▶ _Work to complete_
Locate and copy all lines bearing the word "time".

▶ _Stored data_
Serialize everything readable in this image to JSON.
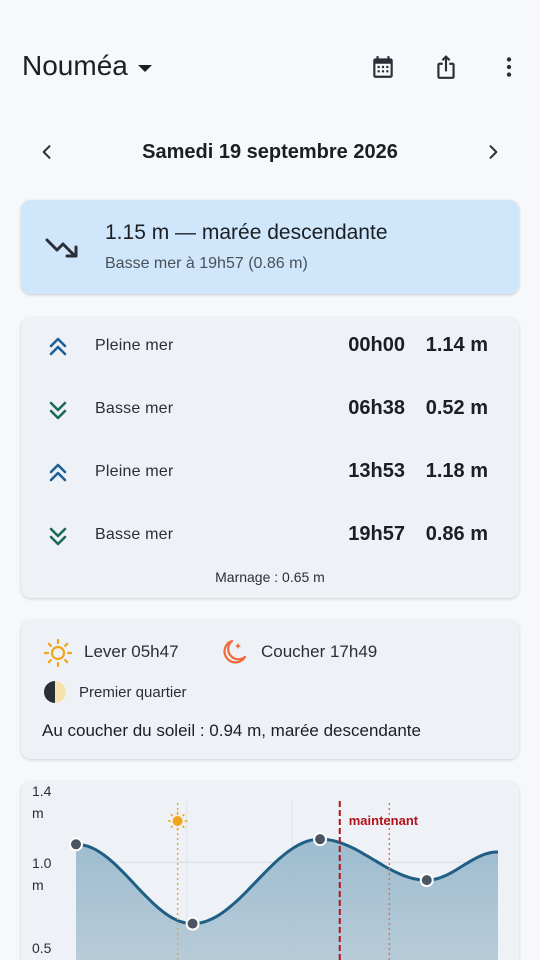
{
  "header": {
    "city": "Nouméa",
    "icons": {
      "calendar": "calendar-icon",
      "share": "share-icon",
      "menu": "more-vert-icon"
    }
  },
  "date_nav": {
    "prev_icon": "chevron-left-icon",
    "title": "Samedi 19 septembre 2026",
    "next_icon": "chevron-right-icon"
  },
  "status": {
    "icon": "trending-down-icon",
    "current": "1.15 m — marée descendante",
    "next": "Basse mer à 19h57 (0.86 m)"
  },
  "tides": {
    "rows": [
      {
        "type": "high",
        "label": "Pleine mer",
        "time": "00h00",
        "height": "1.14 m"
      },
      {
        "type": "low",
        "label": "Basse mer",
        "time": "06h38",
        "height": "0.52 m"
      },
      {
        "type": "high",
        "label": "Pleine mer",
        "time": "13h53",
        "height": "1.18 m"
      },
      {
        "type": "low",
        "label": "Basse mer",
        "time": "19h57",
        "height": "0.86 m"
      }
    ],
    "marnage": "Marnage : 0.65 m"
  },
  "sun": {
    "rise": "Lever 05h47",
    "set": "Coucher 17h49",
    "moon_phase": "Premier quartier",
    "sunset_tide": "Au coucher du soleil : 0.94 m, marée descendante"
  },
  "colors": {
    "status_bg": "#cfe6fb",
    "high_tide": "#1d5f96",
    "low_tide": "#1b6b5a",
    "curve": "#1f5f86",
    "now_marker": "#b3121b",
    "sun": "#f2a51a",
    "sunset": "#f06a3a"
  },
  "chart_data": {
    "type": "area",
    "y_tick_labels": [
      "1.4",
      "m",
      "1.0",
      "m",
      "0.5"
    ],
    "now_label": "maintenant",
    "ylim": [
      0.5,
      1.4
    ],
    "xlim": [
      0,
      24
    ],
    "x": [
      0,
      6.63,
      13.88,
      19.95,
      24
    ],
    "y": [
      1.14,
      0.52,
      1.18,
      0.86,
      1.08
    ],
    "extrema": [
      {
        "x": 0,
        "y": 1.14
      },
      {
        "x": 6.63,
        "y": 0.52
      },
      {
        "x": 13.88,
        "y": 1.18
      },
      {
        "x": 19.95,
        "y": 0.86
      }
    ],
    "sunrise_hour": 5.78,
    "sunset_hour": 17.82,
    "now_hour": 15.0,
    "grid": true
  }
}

▶ _Answer_
        "time": "00h00",
        "time": "06h38",
        "time": "13h53",
        "time": "19h57",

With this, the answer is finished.